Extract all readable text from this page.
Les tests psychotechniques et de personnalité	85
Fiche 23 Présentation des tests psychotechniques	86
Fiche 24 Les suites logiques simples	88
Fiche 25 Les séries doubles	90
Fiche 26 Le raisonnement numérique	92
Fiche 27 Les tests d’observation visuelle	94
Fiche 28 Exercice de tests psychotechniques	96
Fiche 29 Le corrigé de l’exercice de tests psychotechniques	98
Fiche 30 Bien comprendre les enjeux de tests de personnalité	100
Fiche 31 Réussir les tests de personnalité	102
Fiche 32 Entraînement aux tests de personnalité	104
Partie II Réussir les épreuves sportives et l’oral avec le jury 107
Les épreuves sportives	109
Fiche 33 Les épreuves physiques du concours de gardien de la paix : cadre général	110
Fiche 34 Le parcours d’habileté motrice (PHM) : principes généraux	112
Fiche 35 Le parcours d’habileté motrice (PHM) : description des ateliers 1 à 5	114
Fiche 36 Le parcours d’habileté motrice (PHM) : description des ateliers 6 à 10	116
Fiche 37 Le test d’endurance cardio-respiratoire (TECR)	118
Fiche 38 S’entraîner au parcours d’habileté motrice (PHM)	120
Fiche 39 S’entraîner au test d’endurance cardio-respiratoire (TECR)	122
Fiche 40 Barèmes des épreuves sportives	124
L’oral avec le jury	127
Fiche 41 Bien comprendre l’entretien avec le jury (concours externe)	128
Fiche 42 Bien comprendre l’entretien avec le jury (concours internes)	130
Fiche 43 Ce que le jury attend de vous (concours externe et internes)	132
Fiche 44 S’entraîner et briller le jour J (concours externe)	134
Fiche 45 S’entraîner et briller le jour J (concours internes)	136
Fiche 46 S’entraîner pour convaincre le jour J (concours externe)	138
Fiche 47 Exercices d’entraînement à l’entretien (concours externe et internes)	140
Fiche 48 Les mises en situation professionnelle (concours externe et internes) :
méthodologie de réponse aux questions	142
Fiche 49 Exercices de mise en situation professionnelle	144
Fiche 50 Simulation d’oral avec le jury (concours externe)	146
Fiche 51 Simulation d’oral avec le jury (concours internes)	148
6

◆ **INSTRUCTIONS FOR THE TASK**
Read the entries above, then pull out the lines that include "description".

◆ **EXPECTED ANSWER**
Fiche 35 Le parcours d’habileté motrice (PHM) : description des ateliers 1 à 5	114
Fiche 36 Le parcours d’habileté motrice (PHM) : description des ateliers 6 à 10	116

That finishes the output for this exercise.